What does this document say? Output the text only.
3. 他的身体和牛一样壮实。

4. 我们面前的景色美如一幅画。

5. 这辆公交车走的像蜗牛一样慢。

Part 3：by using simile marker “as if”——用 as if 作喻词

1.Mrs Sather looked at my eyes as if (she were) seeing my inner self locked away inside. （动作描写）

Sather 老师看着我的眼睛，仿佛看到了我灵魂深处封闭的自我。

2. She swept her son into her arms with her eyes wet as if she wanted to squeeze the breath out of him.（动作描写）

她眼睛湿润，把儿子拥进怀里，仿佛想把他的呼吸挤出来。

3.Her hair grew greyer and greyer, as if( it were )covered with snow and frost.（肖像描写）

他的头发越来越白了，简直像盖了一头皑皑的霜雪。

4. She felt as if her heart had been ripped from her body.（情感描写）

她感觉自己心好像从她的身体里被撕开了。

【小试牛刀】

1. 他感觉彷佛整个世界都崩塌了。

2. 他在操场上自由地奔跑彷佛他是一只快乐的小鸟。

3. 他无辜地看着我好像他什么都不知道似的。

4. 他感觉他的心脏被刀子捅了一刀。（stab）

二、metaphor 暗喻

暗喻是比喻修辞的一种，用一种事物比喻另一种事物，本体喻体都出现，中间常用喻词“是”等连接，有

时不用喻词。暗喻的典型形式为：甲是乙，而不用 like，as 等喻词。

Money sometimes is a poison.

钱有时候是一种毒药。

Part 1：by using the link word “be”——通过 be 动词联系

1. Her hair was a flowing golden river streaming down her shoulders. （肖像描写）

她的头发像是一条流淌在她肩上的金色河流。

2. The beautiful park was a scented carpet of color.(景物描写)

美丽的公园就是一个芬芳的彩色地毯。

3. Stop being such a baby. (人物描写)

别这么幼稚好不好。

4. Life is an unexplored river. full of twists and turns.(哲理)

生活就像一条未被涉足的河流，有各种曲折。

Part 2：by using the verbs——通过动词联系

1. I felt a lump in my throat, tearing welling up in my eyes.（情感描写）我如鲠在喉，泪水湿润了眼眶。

──────

▸ **Job**: Within the listing above, copy each line that has the string "hair".

▸ **Output below**:
3.Her hair grew greyer and greyer, as if( it were )covered with snow and frost.（肖像描写）
1. Her hair was a flowing golden river streaming down her shoulders. （肖像描写）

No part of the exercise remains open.